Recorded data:
————————
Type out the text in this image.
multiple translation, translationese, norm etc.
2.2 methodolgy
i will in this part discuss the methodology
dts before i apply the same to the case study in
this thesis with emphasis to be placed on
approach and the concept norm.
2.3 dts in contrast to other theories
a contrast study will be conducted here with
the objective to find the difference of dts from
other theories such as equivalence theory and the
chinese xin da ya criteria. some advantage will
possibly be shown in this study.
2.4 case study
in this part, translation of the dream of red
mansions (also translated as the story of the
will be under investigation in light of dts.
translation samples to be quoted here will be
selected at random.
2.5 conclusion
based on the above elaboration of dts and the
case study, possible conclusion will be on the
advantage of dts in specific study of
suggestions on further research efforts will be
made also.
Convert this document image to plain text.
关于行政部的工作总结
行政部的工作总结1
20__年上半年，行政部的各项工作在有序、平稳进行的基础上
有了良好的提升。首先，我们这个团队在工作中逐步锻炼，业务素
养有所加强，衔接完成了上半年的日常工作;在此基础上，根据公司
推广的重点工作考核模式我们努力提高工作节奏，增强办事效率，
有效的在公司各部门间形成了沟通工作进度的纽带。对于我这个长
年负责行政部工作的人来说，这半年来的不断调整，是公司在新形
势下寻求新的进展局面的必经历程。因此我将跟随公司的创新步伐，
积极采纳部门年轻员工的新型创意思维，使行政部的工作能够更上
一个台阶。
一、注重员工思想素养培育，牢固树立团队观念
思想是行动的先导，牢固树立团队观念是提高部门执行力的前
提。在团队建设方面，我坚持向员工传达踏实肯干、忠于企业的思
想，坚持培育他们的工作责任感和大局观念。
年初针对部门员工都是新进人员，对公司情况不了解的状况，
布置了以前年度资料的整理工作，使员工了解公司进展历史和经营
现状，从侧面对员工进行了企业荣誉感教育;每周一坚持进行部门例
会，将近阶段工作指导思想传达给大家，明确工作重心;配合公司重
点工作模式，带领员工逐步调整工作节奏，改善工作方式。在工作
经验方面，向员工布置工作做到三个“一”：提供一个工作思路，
————————
Goal: Determine how many lines of the data contain the word "study", and reply with that number only.

Response to this exercise: 6